##### STORED DATA
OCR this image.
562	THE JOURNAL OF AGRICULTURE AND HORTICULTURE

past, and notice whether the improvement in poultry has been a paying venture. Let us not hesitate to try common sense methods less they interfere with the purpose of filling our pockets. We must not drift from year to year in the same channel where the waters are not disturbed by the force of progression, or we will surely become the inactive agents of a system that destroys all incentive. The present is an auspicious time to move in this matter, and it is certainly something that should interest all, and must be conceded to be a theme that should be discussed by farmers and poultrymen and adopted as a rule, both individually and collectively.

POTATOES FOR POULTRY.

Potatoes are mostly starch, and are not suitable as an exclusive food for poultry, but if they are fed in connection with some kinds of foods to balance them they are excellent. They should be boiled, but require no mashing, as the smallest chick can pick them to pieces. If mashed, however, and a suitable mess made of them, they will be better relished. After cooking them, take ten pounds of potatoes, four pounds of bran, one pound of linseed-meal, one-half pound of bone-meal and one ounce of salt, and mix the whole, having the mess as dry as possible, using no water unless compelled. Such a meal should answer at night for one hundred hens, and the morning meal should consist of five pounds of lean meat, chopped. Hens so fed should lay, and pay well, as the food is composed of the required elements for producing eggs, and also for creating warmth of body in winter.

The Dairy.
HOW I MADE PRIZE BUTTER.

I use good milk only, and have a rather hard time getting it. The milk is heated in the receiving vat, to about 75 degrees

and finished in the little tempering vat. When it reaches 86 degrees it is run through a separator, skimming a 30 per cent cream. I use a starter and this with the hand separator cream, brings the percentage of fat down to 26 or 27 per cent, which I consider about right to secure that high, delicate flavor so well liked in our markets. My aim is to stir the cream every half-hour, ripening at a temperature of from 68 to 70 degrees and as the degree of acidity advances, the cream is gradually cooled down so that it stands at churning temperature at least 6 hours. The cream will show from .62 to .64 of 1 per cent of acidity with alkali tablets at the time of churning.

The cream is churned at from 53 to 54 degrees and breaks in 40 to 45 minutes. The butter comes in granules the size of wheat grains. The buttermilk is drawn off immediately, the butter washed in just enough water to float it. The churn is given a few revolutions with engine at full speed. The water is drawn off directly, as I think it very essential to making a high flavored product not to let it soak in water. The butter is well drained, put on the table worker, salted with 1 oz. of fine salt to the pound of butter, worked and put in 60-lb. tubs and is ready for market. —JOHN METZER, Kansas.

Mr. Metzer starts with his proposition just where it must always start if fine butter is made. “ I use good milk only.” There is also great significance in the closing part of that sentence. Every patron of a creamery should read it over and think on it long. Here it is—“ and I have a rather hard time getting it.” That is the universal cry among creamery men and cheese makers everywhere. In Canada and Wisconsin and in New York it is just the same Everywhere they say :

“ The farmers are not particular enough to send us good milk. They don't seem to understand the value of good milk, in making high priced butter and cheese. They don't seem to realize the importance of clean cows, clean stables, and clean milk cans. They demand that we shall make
##########
▸ **WORK TO DO**
Transcribe all lines as written.

▸ **CORRECT RESULT**
OCR this image.
562	THE JOURNAL OF AGRICULTURE AND HORTICULTURE

past, and notice whether the improvement in poultry has been a paying venture. Let us not hesitate to try common sense methods less they interfere with the purpose of filling our pockets. We must not drift from year to year in the same channel where the waters are not disturbed by the force of progression, or we will surely become the inactive agents of a system that destroys all incentive. The present is an auspicious time to move in this matter, and it is certainly something that should interest all, and must be conceded to be a theme that should be discussed by farmers and poultrymen and adopted as a rule, both individually and collectively.

POTATOES FOR POULTRY.

Potatoes are mostly starch, and are not suitable as an exclusive food for poultry, but if they are fed in connection with some kinds of foods to balance them they are excellent. They should be boiled, but require no mashing, as the smallest chick can pick them to pieces. If mashed, however, and a suitable mess made of them, they will be better relished. After cooking them, take ten pounds of potatoes, four pounds of bran, one pound of linseed-meal, one-half pound of bone-meal and one ounce of salt, and mix the whole, having the mess as dry as possible, using no water unless compelled. Such a meal should answer at night for one hundred hens, and the morning meal should consist of five pounds of lean meat, chopped. Hens so fed should lay, and pay well, as the food is composed of the required elements for producing eggs, and also for creating warmth of body in winter.

The Dairy.
HOW I MADE PRIZE BUTTER.

I use good milk only, and have a rather hard time getting it. The milk is heated in the receiving vat, to about 75 degrees

and finished in the little tempering vat. When it reaches 86 degrees it is run through a separator, skimming a 30 per cent cream. I use a starter and this with the hand separator cream, brings the percentage of fat down to 26 or 27 per cent, which I consider about right to secure that high, delicate flavor so well liked in our markets. My aim is to stir the cream every half-hour, ripening at a temperature of from 68 to 70 degrees and as the degree of acidity advances, the cream is gradually cooled down so that it stands at churning temperature at least 6 hours. The cream will show from .62 to .64 of 1 per cent of acidity with alkali tablets at the time of churning.

The cream is churned at from 53 to 54 degrees and breaks in 40 to 45 minutes. The butter comes in granules the size of wheat grains. The buttermilk is drawn off immediately, the butter washed in just enough water to float it. The churn is given a few revolutions with engine at full speed. The water is drawn off directly, as I think it very essential to making a high flavored product not to let it soak in water. The butter is well drained, put on the table worker, salted with 1 oz. of fine salt to the pound of butter, worked and put in 60-lb. tubs and is ready for market. —JOHN METZER, Kansas.

Mr. Metzer starts with his proposition just where it must always start if fine butter is made. “ I use good milk only.” There is also great significance in the closing part of that sentence. Every patron of a creamery should read it over and think on it long. Here it is—“ and I have a rather hard time getting it.” That is the universal cry among creamery men and cheese makers everywhere. In Canada and Wisconsin and in New York it is just the same Everywhere they say :

“ The farmers are not particular enough to send us good milk. They don't seem to understand the value of good milk, in making high priced butter and cheese. They don't seem to realize the importance of clean cows, clean stables, and clean milk cans. They demand that we shall make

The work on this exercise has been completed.